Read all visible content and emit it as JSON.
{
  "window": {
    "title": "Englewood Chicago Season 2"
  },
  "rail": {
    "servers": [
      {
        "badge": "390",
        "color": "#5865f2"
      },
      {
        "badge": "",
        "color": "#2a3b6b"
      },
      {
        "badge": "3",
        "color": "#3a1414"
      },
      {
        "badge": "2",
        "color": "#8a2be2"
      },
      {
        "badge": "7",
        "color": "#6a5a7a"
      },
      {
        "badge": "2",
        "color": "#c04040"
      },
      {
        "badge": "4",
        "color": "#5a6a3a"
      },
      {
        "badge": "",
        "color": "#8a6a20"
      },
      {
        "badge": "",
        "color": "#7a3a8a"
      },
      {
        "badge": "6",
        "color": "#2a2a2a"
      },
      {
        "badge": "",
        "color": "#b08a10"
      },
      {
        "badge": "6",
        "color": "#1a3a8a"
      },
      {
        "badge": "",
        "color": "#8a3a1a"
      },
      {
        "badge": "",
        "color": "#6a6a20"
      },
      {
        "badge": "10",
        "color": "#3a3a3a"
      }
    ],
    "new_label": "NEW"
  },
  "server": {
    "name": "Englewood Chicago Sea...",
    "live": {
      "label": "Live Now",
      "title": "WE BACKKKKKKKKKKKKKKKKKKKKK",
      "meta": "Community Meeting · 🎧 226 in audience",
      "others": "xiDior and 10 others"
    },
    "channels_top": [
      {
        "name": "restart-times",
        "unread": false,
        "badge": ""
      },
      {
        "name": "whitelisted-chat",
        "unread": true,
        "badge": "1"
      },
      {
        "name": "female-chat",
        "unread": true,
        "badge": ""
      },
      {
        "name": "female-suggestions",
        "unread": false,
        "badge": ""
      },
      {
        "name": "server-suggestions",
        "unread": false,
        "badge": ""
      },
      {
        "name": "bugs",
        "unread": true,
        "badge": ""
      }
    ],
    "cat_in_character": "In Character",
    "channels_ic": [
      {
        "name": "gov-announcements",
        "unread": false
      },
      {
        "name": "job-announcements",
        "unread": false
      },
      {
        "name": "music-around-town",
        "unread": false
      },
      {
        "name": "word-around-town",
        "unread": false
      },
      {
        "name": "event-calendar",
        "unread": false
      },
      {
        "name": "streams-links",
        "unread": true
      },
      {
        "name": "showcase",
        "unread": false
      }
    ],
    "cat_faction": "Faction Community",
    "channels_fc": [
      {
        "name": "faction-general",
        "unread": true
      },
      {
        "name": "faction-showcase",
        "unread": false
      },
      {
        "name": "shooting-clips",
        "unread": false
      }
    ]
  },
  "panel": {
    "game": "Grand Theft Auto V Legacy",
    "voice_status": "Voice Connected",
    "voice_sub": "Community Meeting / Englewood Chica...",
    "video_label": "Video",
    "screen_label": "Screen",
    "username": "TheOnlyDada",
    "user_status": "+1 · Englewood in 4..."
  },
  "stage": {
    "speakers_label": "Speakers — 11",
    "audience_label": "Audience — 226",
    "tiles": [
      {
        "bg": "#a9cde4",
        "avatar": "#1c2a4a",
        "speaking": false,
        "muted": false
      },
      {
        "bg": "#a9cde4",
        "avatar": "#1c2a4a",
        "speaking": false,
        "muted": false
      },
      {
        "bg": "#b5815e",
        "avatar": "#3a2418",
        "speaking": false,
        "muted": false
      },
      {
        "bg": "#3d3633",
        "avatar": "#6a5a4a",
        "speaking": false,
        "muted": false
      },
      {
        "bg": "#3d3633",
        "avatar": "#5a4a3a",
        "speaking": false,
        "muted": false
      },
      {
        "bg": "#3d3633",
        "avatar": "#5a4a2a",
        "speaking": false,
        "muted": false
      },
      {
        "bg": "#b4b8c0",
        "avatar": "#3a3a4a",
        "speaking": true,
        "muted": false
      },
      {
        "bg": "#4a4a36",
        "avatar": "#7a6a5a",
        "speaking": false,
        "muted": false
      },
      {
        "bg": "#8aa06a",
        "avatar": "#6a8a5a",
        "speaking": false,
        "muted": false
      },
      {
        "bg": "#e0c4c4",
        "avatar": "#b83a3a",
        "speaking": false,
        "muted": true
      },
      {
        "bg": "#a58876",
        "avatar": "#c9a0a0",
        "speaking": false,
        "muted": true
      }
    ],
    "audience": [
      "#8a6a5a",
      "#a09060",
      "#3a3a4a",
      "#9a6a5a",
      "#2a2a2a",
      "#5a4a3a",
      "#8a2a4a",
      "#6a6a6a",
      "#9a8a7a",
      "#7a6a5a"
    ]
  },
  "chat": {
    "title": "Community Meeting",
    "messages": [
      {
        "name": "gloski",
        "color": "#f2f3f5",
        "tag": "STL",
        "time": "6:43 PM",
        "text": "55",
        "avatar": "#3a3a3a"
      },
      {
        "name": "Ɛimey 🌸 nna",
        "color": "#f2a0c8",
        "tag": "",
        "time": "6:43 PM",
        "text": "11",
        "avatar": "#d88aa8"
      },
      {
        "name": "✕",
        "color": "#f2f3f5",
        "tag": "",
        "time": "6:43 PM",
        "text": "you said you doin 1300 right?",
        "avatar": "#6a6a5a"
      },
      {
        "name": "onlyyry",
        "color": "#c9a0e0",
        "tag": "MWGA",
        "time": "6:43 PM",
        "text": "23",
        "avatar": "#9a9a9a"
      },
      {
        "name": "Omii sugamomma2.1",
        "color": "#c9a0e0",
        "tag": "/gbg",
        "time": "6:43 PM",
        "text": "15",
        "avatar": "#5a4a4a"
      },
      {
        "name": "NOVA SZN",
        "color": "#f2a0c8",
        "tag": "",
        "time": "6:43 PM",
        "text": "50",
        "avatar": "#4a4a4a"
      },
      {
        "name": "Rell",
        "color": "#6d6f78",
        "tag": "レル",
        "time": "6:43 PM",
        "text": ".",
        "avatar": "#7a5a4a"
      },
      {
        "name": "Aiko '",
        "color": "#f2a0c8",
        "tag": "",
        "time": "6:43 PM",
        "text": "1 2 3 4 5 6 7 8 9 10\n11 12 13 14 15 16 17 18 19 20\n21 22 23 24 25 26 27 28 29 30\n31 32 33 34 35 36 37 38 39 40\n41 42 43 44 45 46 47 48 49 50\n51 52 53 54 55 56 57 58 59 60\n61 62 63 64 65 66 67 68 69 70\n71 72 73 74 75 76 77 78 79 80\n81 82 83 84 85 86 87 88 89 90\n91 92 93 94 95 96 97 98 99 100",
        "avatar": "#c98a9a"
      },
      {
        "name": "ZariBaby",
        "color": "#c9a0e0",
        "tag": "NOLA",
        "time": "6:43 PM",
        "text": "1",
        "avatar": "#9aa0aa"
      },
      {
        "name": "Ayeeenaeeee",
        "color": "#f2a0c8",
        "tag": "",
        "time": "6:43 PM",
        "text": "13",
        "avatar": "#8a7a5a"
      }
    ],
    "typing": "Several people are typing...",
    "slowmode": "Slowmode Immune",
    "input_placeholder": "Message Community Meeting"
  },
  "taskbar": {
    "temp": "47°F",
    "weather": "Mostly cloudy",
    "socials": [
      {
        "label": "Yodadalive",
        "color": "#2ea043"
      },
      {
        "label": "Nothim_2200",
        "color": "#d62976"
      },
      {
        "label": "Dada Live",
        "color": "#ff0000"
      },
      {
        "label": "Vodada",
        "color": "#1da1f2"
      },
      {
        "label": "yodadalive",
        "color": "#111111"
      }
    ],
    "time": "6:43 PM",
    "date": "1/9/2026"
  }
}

* _Task prompt_:
Reproduce the listing above word for word.

* _Correct response_:
Read all visible content and emit it as JSON.
{
  "window": {
    "title": "Englewood Chicago Season 2"
  },
  "rail": {
    "servers": [
      {
        "badge": "390",
        "color": "#5865f2"
      },
      {
        "badge": "",
        "color": "#2a3b6b"
      },
      {
        "badge": "3",
        "color": "#3a1414"
      },
      {
        "badge": "2",
        "color": "#8a2be2"
      },
      {
        "badge": "7",
        "color": "#6a5a7a"
      },
      {
        "badge": "2",
        "color": "#c04040"
      },
      {
        "badge": "4",
        "color": "#5a6a3a"
      },
      {
        "badge": "",
        "color": "#8a6a20"
      },
      {
        "badge": "",
        "color": "#7a3a8a"
      },
      {
        "badge": "6",
        "color": "#2a2a2a"
      },
      {
        "badge": "",
        "color": "#b08a10"
      },
      {
        "badge": "6",
        "color": "#1a3a8a"
      },
      {
        "badge": "",
        "color": "#8a3a1a"
      },
      {
        "badge": "",
        "color": "#6a6a20"
      },
      {
        "badge": "10",
        "color": "#3a3a3a"
      }
    ],
    "new_label": "NEW"
  },
  "server": {
    "name": "Englewood Chicago Sea...",
    "live": {
      "label": "Live Now",
      "title": "WE BACKKKKKKKKKKKKKKKKKKKKK",
      "meta": "Community Meeting · 🎧 226 in audience",
      "others": "xiDior and 10 others"
    },
    "channels_top": [
      {
        "name": "restart-times",
        "unread": false,
        "badge": ""
      },
      {
        "name": "whitelisted-chat",
        "unread": true,
        "badge": "1"
      },
      {
        "name": "female-chat",
        "unread": true,
        "badge": ""
      },
      {
        "name": "female-suggestions",
        "unread": false,
        "badge": ""
      },
      {
        "name": "server-suggestions",
        "unread": false,
        "badge": ""
      },
      {
        "name": "bugs",
        "unread": true,
        "badge": ""
      }
    ],
    "cat_in_character": "In Character",
    "channels_ic": [
      {
        "name": "gov-announcements",
        "unread": false
      },
      {
        "name": "job-announcements",
        "unread": false
      },
      {
        "name": "music-around-town",
        "unread": false
      },
      {
        "name": "word-around-town",
        "unread": false
      },
      {
        "name": "event-calendar",
        "unread": false
      },
      {
        "name": "streams-links",
        "unread": true
      },
      {
        "name": "showcase",
        "unread": false
      }
    ],
    "cat_faction": "Faction Community",
    "channels_fc": [
      {
        "name": "faction-general",
        "unread": true
      },
      {
        "name": "faction-showcase",
        "unread": false
      },
      {
        "name": "shooting-clips",
        "unread": false
      }
    ]
  },
  "panel": {
    "game": "Grand Theft Auto V Legacy",
    "voice_status": "Voice Connected",
    "voice_sub": "Community Meeting / Englewood Chica...",
    "video_label": "Video",
    "screen_label": "Screen",
    "username": "TheOnlyDada",
    "user_status": "+1 · Englewood in 4..."
  },
  "stage": {
    "speakers_label": "Speakers — 11",
    "audience_label": "Audience — 226",
    "tiles": [
      {
        "bg": "#a9cde4",
        "avatar": "#1c2a4a",
        "speaking": false,
        "muted": false
      },
      {
        "bg": "#a9cde4",
        "avatar": "#1c2a4a",
        "speaking": false,
        "muted": false
      },
      {
        "bg": "#b5815e",
        "avatar": "#3a2418",
        "speaking": false,
        "muted": false
      },
      {
        "bg": "#3d3633",
        "avatar": "#6a5a4a",
        "speaking": false,
        "muted": false
      },
      {
        "bg": "#3d3633",
        "avatar": "#5a4a3a",
        "speaking": false,
        "muted": false
      },
      {
        "bg": "#3d3633",
        "avatar": "#5a4a2a",
        "speaking": false,
        "muted": false
      },
      {
        "bg": "#b4b8c0",
        "avatar": "#3a3a4a",
        "speaking": true,
        "muted": false
      },
      {
        "bg": "#4a4a36",
        "avatar": "#7a6a5a",
        "speaking": false,
        "muted": false
      },
      {
        "bg": "#8aa06a",
        "avatar": "#6a8a5a",
        "speaking": false,
        "muted": false
      },
      {
        "bg": "#e0c4c4",
        "avatar": "#b83a3a",
        "speaking": false,
        "muted": true
      },
      {
        "bg": "#a58876",
        "avatar": "#c9a0a0",
        "speaking": false,
        "muted": true
      }
    ],
    "audience": [
      "#8a6a5a",
      "#a09060",
      "#3a3a4a",
      "#9a6a5a",
      "#2a2a2a",
      "#5a4a3a",
      "#8a2a4a",
      "#6a6a6a",
      "#9a8a7a",
      "#7a6a5a"
    ]
  },
  "chat": {
    "title": "Community Meeting",
    "messages": [
      {
        "name": "gloski",
        "color": "#f2f3f5",
        "tag": "STL",
        "time": "6:43 PM",
        "text": "55",
        "avatar": "#3a3a3a"
      },
      {
        "name": "Ɛimey 🌸 nna",
        "color": "#f2a0c8",
        "tag": "",
        "time": "6:43 PM",
        "text": "11",
        "avatar": "#d88aa8"
      },
      {
        "name": "✕",
        "color": "#f2f3f5",
        "tag": "",
        "time": "6:43 PM",
        "text": "you said you doin 1300 right?",
        "avatar": "#6a6a5a"
      },
      {
        "name": "onlyyry",
        "color": "#c9a0e0",
        "tag": "MWGA",
        "time": "6:43 PM",
        "text": "23",
        "avatar": "#9a9a9a"
      },
      {
        "name": "Omii sugamomma2.1",
        "color": "#c9a0e0",
        "tag": "/gbg",
        "time": "6:43 PM",
        "text": "15",
        "avatar": "#5a4a4a"
      },
      {
        "name": "NOVA SZN",
        "color": "#f2a0c8",
        "tag": "",
        "time": "6:43 PM",
        "text": "50",
        "avatar": "#4a4a4a"
      },
      {
        "name": "Rell",
        "color": "#6d6f78",
        "tag": "レル",
        "time": "6:43 PM",
        "text": ".",
        "avatar": "#7a5a4a"
      },
      {
        "name": "Aiko '",
        "color": "#f2a0c8",
        "tag": "",
        "time": "6:43 PM",
        "text": "1 2 3 4 5 6 7 8 9 10\n11 12 13 14 15 16 17 18 19 20\n21 22 23 24 25 26 27 28 29 30\n31 32 33 34 35 36 37 38 39 40\n41 42 43 44 45 46 47 48 49 50\n51 52 53 54 55 56 57 58 59 60\n61 62 63 64 65 66 67 68 69 70\n71 72 73 74 75 76 77 78 79 80\n81 82 83 84 85 86 87 88 89 90\n91 92 93 94 95 96 97 98 99 100",
        "avatar": "#c98a9a"
      },
      {
        "name": "ZariBaby",
        "color": "#c9a0e0",
        "tag": "NOLA",
        "time": "6:43 PM",
        "text": "1",
        "avatar": "#9aa0aa"
      },
      {
        "name": "Ayeeenaeeee",
        "color": "#f2a0c8",
        "tag": "",
        "time": "6:43 PM",
        "text": "13",
        "avatar": "#8a7a5a"
      }
    ],
    "typing": "Several people are typing...",
    "slowmode": "Slowmode Immune",
    "input_placeholder": "Message Community Meeting"
  },
  "taskbar": {
    "temp": "47°F",
    "weather": "Mostly cloudy",
    "socials": [
      {
        "label": "Yodadalive",
        "color": "#2ea043"
      },
      {
        "label": "Nothim_2200",
        "color": "#d62976"
      },
      {
        "label": "Dada Live",
        "color": "#ff0000"
      },
      {
        "label": "Vodada",
        "color": "#1da1f2"
      },
      {
        "label": "yodadalive",
        "color": "#111111"
      }
    ],
    "time": "6:43 PM",
    "date": "1/9/2026"
  }
}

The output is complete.